**STATED PROBLEM**
Write out all the lines again, precisely as they stand, but without the images.

**DATA PROVIDED**

-*-

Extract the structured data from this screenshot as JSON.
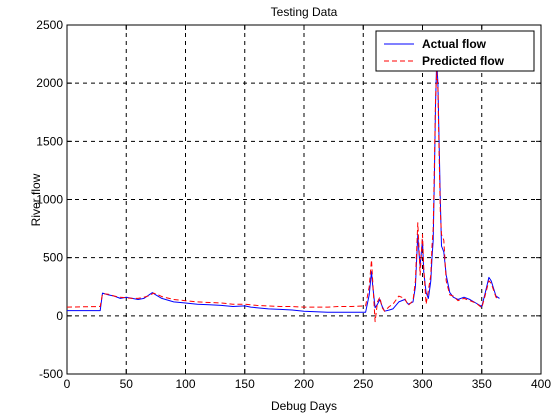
{
  "chart_data": {
    "type": "line",
    "title": "Testing Data",
    "xlabel": "Debug Days",
    "ylabel": "River flow",
    "xlim": [
      0,
      400
    ],
    "ylim": [
      -500,
      2500
    ],
    "xticks": [
      0,
      50,
      100,
      150,
      200,
      250,
      300,
      350,
      400
    ],
    "yticks": [
      -500,
      0,
      500,
      1000,
      1500,
      2000,
      2500
    ],
    "grid": true,
    "legend_position": "top-right",
    "series": [
      {
        "name": "Actual flow",
        "color": "#0000ff",
        "style": "solid",
        "points": [
          [
            0,
            45
          ],
          [
            28,
            45
          ],
          [
            30,
            195
          ],
          [
            35,
            180
          ],
          [
            40,
            170
          ],
          [
            45,
            150
          ],
          [
            50,
            160
          ],
          [
            55,
            150
          ],
          [
            60,
            140
          ],
          [
            65,
            150
          ],
          [
            70,
            185
          ],
          [
            72,
            200
          ],
          [
            75,
            180
          ],
          [
            80,
            150
          ],
          [
            90,
            120
          ],
          [
            100,
            110
          ],
          [
            110,
            100
          ],
          [
            120,
            95
          ],
          [
            130,
            90
          ],
          [
            140,
            80
          ],
          [
            150,
            85
          ],
          [
            155,
            75
          ],
          [
            160,
            70
          ],
          [
            170,
            60
          ],
          [
            180,
            55
          ],
          [
            190,
            50
          ],
          [
            200,
            40
          ],
          [
            210,
            35
          ],
          [
            220,
            30
          ],
          [
            230,
            30
          ],
          [
            240,
            30
          ],
          [
            252,
            30
          ],
          [
            255,
            180
          ],
          [
            257,
            380
          ],
          [
            258,
            260
          ],
          [
            260,
            70
          ],
          [
            262,
            100
          ],
          [
            264,
            140
          ],
          [
            266,
            80
          ],
          [
            268,
            40
          ],
          [
            272,
            50
          ],
          [
            275,
            60
          ],
          [
            280,
            120
          ],
          [
            285,
            140
          ],
          [
            288,
            100
          ],
          [
            292,
            120
          ],
          [
            294,
            250
          ],
          [
            296,
            700
          ],
          [
            297,
            550
          ],
          [
            298,
            430
          ],
          [
            300,
            650
          ],
          [
            301,
            380
          ],
          [
            303,
            200
          ],
          [
            305,
            150
          ],
          [
            307,
            300
          ],
          [
            308,
            500
          ],
          [
            309,
            650
          ],
          [
            310,
            1200
          ],
          [
            311,
            1800
          ],
          [
            312,
            2200
          ],
          [
            313,
            2000
          ],
          [
            314,
            1500
          ],
          [
            315,
            1000
          ],
          [
            316,
            600
          ],
          [
            318,
            550
          ],
          [
            320,
            350
          ],
          [
            323,
            200
          ],
          [
            326,
            160
          ],
          [
            330,
            140
          ],
          [
            335,
            160
          ],
          [
            340,
            140
          ],
          [
            345,
            110
          ],
          [
            350,
            80
          ],
          [
            353,
            200
          ],
          [
            356,
            330
          ],
          [
            358,
            300
          ],
          [
            362,
            170
          ],
          [
            365,
            150
          ]
        ]
      },
      {
        "name": "Predicted flow",
        "color": "#ff0000",
        "style": "dashed",
        "points": [
          [
            0,
            75
          ],
          [
            28,
            80
          ],
          [
            30,
            190
          ],
          [
            35,
            185
          ],
          [
            40,
            170
          ],
          [
            45,
            160
          ],
          [
            50,
            155
          ],
          [
            55,
            150
          ],
          [
            60,
            150
          ],
          [
            65,
            160
          ],
          [
            70,
            175
          ],
          [
            73,
            195
          ],
          [
            76,
            185
          ],
          [
            80,
            165
          ],
          [
            90,
            140
          ],
          [
            100,
            130
          ],
          [
            110,
            120
          ],
          [
            120,
            115
          ],
          [
            130,
            110
          ],
          [
            140,
            100
          ],
          [
            150,
            100
          ],
          [
            160,
            90
          ],
          [
            170,
            85
          ],
          [
            180,
            80
          ],
          [
            190,
            80
          ],
          [
            200,
            75
          ],
          [
            210,
            75
          ],
          [
            220,
            75
          ],
          [
            230,
            80
          ],
          [
            240,
            80
          ],
          [
            252,
            85
          ],
          [
            255,
            250
          ],
          [
            257,
            480
          ],
          [
            258,
            300
          ],
          [
            260,
            -50
          ],
          [
            262,
            120
          ],
          [
            264,
            160
          ],
          [
            266,
            70
          ],
          [
            268,
            40
          ],
          [
            272,
            80
          ],
          [
            275,
            100
          ],
          [
            280,
            170
          ],
          [
            285,
            150
          ],
          [
            288,
            90
          ],
          [
            292,
            130
          ],
          [
            294,
            300
          ],
          [
            296,
            800
          ],
          [
            297,
            600
          ],
          [
            298,
            350
          ],
          [
            300,
            700
          ],
          [
            301,
            420
          ],
          [
            303,
            100
          ],
          [
            305,
            220
          ],
          [
            307,
            350
          ],
          [
            308,
            600
          ],
          [
            309,
            750
          ],
          [
            310,
            1300
          ],
          [
            311,
            1850
          ],
          [
            312,
            2100
          ],
          [
            313,
            1950
          ],
          [
            314,
            1400
          ],
          [
            315,
            900
          ],
          [
            316,
            700
          ],
          [
            318,
            650
          ],
          [
            320,
            300
          ],
          [
            323,
            180
          ],
          [
            326,
            170
          ],
          [
            330,
            130
          ],
          [
            335,
            150
          ],
          [
            340,
            130
          ],
          [
            345,
            110
          ],
          [
            350,
            70
          ],
          [
            353,
            180
          ],
          [
            356,
            300
          ],
          [
            358,
            280
          ],
          [
            362,
            160
          ],
          [
            365,
            140
          ]
        ]
      }
    ]
  }
}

-*-

**EXERCISE SOLUTION**
Extract the structured data from this screenshot as JSON.
{
  "chart_data": {
    "type": "line",
    "title": "Testing Data",
    "xlabel": "Debug Days",
    "ylabel": "River flow",
    "xlim": [
      0,
      400
    ],
    "ylim": [
      -500,
      2500
    ],
    "xticks": [
      0,
      50,
      100,
      150,
      200,
      250,
      300,
      350,
      400
    ],
    "yticks": [
      -500,
      0,
      500,
      1000,
      1500,
      2000,
      2500
    ],
    "grid": true,
    "legend_position": "top-right",
    "series": [
      {
        "name": "Actual flow",
        "color": "#0000ff",
        "style": "solid",
        "points": [
          [
            0,
            45
          ],
          [
            28,
            45
          ],
          [
            30,
            195
          ],
          [
            35,
            180
          ],
          [
            40,
            170
          ],
          [
            45,
            150
          ],
          [
            50,
            160
          ],
          [
            55,
            150
          ],
          [
            60,
            140
          ],
          [
            65,
            150
          ],
          [
            70,
            185
          ],
          [
            72,
            200
          ],
          [
            75,
            180
          ],
          [
            80,
            150
          ],
          [
            90,
            120
          ],
          [
            100,
            110
          ],
          [
            110,
            100
          ],
          [
            120,
            95
          ],
          [
            130,
            90
          ],
          [
            140,
            80
          ],
          [
            150,
            85
          ],
          [
            155,
            75
          ],
          [
            160,
            70
          ],
          [
            170,
            60
          ],
          [
            180,
            55
          ],
          [
            190,
            50
          ],
          [
            200,
            40
          ],
          [
            210,
            35
          ],
          [
            220,
            30
          ],
          [
            230,
            30
          ],
          [
            240,
            30
          ],
          [
            252,
            30
          ],
          [
            255,
            180
          ],
          [
            257,
            380
          ],
          [
            258,
            260
          ],
          [
            260,
            70
          ],
          [
            262,
            100
          ],
          [
            264,
            140
          ],
          [
            266,
            80
          ],
          [
            268,
            40
          ],
          [
            272,
            50
          ],
          [
            275,
            60
          ],
          [
            280,
            120
          ],
          [
            285,
            140
          ],
          [
            288,
            100
          ],
          [
            292,
            120
          ],
          [
            294,
            250
          ],
          [
            296,
            700
          ],
          [
            297,
            550
          ],
          [
            298,
            430
          ],
          [
            300,
            650
          ],
          [
            301,
            380
          ],
          [
            303,
            200
          ],
          [
            305,
            150
          ],
          [
            307,
            300
          ],
          [
            308,
            500
          ],
          [
            309,
            650
          ],
          [
            310,
            1200
          ],
          [
            311,
            1800
          ],
          [
            312,
            2200
          ],
          [
            313,
            2000
          ],
          [
            314,
            1500
          ],
          [
            315,
            1000
          ],
          [
            316,
            600
          ],
          [
            318,
            550
          ],
          [
            320,
            350
          ],
          [
            323,
            200
          ],
          [
            326,
            160
          ],
          [
            330,
            140
          ],
          [
            335,
            160
          ],
          [
            340,
            140
          ],
          [
            345,
            110
          ],
          [
            350,
            80
          ],
          [
            353,
            200
          ],
          [
            356,
            330
          ],
          [
            358,
            300
          ],
          [
            362,
            170
          ],
          [
            365,
            150
          ]
        ]
      },
      {
        "name": "Predicted flow",
        "color": "#ff0000",
        "style": "dashed",
        "points": [
          [
            0,
            75
          ],
          [
            28,
            80
          ],
          [
            30,
            190
          ],
          [
            35,
            185
          ],
          [
            40,
            170
          ],
          [
            45,
            160
          ],
          [
            50,
            155
          ],
          [
            55,
            150
          ],
          [
            60,
            150
          ],
          [
            65,
            160
          ],
          [
            70,
            175
          ],
          [
            73,
            195
          ],
          [
            76,
            185
          ],
          [
            80,
            165
          ],
          [
            90,
            140
          ],
          [
            100,
            130
          ],
          [
            110,
            120
          ],
          [
            120,
            115
          ],
          [
            130,
            110
          ],
          [
            140,
            100
          ],
          [
            150,
            100
          ],
          [
            160,
            90
          ],
          [
            170,
            85
          ],
          [
            180,
            80
          ],
          [
            190,
            80
          ],
          [
            200,
            75
          ],
          [
            210,
            75
          ],
          [
            220,
            75
          ],
          [
            230,
            80
          ],
          [
            240,
            80
          ],
          [
            252,
            85
          ],
          [
            255,
            250
          ],
          [
            257,
            480
          ],
          [
            258,
            300
          ],
          [
            260,
            -50
          ],
          [
            262,
            120
          ],
          [
            264,
            160
          ],
          [
            266,
            70
          ],
          [
            268,
            40
          ],
          [
            272,
            80
          ],
          [
            275,
            100
          ],
          [
            280,
            170
          ],
          [
            285,
            150
          ],
          [
            288,
            90
          ],
          [
            292,
            130
          ],
          [
            294,
            300
          ],
          [
            296,
            800
          ],
          [
            297,
            600
          ],
          [
            298,
            350
          ],
          [
            300,
            700
          ],
          [
            301,
            420
          ],
          [
            303,
            100
          ],
          [
            305,
            220
          ],
          [
            307,
            350
          ],
          [
            308,
            600
          ],
          [
            309,
            750
          ],
          [
            310,
            1300
          ],
          [
            311,
            1850
          ],
          [
            312,
            2100
          ],
          [
            313,
            1950
          ],
          [
            314,
            1400
          ],
          [
            315,
            900
          ],
          [
            316,
            700
          ],
          [
            318,
            650
          ],
          [
            320,
            300
          ],
          [
            323,
            180
          ],
          [
            326,
            170
          ],
          [
            330,
            130
          ],
          [
            335,
            150
          ],
          [
            340,
            130
          ],
          [
            345,
            110
          ],
          [
            350,
            70
          ],
          [
            353,
            180
          ],
          [
            356,
            300
          ],
          [
            358,
            280
          ],
          [
            362,
            160
          ],
          [
            365,
            140
          ]
        ]
      }
    ]
  }
}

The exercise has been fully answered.